* **REQUIREMENT**
Copy out all of the data below with no alterations.

----- MATERIAL FOR THE TASK -----

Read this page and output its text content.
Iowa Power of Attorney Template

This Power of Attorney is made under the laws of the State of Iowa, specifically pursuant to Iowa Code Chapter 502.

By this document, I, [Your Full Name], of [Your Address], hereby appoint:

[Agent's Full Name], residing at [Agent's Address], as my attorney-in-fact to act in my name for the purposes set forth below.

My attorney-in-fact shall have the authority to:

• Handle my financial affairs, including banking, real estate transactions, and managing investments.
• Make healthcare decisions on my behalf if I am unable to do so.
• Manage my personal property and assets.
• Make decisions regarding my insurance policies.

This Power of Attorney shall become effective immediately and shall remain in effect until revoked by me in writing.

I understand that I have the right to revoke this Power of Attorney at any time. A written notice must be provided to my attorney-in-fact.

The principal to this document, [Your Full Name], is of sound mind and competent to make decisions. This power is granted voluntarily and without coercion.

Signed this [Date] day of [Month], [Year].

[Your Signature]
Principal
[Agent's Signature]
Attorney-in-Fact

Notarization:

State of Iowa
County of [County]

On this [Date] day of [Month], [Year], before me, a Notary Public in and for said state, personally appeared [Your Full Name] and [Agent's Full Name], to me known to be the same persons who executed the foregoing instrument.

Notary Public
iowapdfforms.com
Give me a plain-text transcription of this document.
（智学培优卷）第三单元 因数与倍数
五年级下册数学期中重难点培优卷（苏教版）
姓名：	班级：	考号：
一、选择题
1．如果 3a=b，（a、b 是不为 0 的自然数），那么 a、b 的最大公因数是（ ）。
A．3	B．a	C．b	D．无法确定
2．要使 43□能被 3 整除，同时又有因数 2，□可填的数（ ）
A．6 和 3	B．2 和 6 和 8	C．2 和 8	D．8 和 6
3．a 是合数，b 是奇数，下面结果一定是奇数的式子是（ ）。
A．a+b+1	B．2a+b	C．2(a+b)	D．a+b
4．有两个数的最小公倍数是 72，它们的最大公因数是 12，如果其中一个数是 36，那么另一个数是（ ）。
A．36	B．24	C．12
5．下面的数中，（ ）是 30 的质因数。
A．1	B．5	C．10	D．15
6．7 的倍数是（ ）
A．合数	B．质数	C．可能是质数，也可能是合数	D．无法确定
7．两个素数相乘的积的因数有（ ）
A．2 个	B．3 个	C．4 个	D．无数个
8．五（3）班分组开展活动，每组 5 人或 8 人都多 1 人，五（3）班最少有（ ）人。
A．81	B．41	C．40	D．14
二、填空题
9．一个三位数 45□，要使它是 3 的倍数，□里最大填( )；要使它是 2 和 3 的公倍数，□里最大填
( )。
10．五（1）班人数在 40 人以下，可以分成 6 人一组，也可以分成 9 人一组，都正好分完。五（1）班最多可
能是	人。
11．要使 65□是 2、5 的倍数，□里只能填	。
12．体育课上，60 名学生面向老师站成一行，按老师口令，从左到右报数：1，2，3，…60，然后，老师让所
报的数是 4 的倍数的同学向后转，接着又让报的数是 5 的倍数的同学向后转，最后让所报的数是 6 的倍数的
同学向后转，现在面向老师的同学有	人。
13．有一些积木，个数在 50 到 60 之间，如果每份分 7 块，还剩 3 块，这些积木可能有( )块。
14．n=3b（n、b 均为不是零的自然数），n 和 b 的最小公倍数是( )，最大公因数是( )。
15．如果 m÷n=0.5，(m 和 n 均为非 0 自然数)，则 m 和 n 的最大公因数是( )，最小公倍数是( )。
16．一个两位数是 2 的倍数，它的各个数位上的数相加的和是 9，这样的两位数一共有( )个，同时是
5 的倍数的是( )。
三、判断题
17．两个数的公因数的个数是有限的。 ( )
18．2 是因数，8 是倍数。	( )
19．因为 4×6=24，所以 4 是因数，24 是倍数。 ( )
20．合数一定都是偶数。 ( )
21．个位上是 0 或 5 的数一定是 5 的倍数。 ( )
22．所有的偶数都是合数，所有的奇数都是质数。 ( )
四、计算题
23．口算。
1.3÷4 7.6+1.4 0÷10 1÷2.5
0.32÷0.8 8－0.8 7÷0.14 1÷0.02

-----

* **RESULT OF THIS TASK**
Read this page and output its text content.
Iowa Power of Attorney Template

This Power of Attorney is made under the laws of the State of Iowa, specifically pursuant to Iowa Code Chapter 502.

By this document, I, [Your Full Name], of [Your Address], hereby appoint:

[Agent's Full Name], residing at [Agent's Address], as my attorney-in-fact to act in my name for the purposes set forth below.

My attorney-in-fact shall have the authority to:

• Handle my financial affairs, including banking, real estate transactions, and managing investments.
• Make healthcare decisions on my behalf if I am unable to do so.
• Manage my personal property and assets.
• Make decisions regarding my insurance policies.

This Power of Attorney shall become effective immediately and shall remain in effect until revoked by me in writing.

I understand that I have the right to revoke this Power of Attorney at any time. A written notice must be provided to my attorney-in-fact.

The principal to this document, [Your Full Name], is of sound mind and competent to make decisions. This power is granted voluntarily and without coercion.

Signed this [Date] day of [Month], [Year].

[Your Signature]
Principal
[Agent's Signature]
Attorney-in-Fact

Notarization:

State of Iowa
County of [County]

On this [Date] day of [Month], [Year], before me, a Notary Public in and for said state, personally appeared [Your Full Name] and [Agent's Full Name], to me known to be the same persons who executed the foregoing instrument.

Notary Public
iowapdfforms.com
Give me a plain-text transcription of this document.
（智学培优卷）第三单元 因数与倍数
五年级下册数学期中重难点培优卷（苏教版）
姓名：	班级：	考号：
一、选择题
1．如果 3a=b，（a、b 是不为 0 的自然数），那么 a、b 的最大公因数是（ ）。
A．3	B．a	C．b	D．无法确定
2．要使 43□能被 3 整除，同时又有因数 2，□可填的数（ ）
A．6 和 3	B．2 和 6 和 8	C．2 和 8	D．8 和 6
3．a 是合数，b 是奇数，下面结果一定是奇数的式子是（ ）。
A．a+b+1	B．2a+b	C．2(a+b)	D．a+b
4．有两个数的最小公倍数是 72，它们的最大公因数是 12，如果其中一个数是 36，那么另一个数是（ ）。
A．36	B．24	C．12
5．下面的数中，（ ）是 30 的质因数。
A．1	B．5	C．10	D．15
6．7 的倍数是（ ）
A．合数	B．质数	C．可能是质数，也可能是合数	D．无法确定
7．两个素数相乘的积的因数有（ ）
A．2 个	B．3 个	C．4 个	D．无数个
8．五（3）班分组开展活动，每组 5 人或 8 人都多 1 人，五（3）班最少有（ ）人。
A．81	B．41	C．40	D．14
二、填空题
9．一个三位数 45□，要使它是 3 的倍数，□里最大填( )；要使它是 2 和 3 的公倍数，□里最大填
( )。
10．五（1）班人数在 40 人以下，可以分成 6 人一组，也可以分成 9 人一组，都正好分完。五（1）班最多可
能是	人。
11．要使 65□是 2、5 的倍数，□里只能填	。
12．体育课上，60 名学生面向老师站成一行，按老师口令，从左到右报数：1，2，3，…60，然后，老师让所
报的数是 4 的倍数的同学向后转，接着又让报的数是 5 的倍数的同学向后转，最后让所报的数是 6 的倍数的
同学向后转，现在面向老师的同学有	人。
13．有一些积木，个数在 50 到 60 之间，如果每份分 7 块，还剩 3 块，这些积木可能有( )块。
14．n=3b（n、b 均为不是零的自然数），n 和 b 的最小公倍数是( )，最大公因数是( )。
15．如果 m÷n=0.5，(m 和 n 均为非 0 自然数)，则 m 和 n 的最大公因数是( )，最小公倍数是( )。
16．一个两位数是 2 的倍数，它的各个数位上的数相加的和是 9，这样的两位数一共有( )个，同时是
5 的倍数的是( )。
三、判断题
17．两个数的公因数的个数是有限的。 ( )
18．2 是因数，8 是倍数。	( )
19．因为 4×6=24，所以 4 是因数，24 是倍数。 ( )
20．合数一定都是偶数。 ( )
21．个位上是 0 或 5 的数一定是 5 的倍数。 ( )
22．所有的偶数都是合数，所有的奇数都是质数。 ( )
四、计算题
23．口算。
1.3÷4 7.6+1.4 0÷10 1÷2.5
0.32÷0.8 8－0.8 7÷0.14 1÷0.02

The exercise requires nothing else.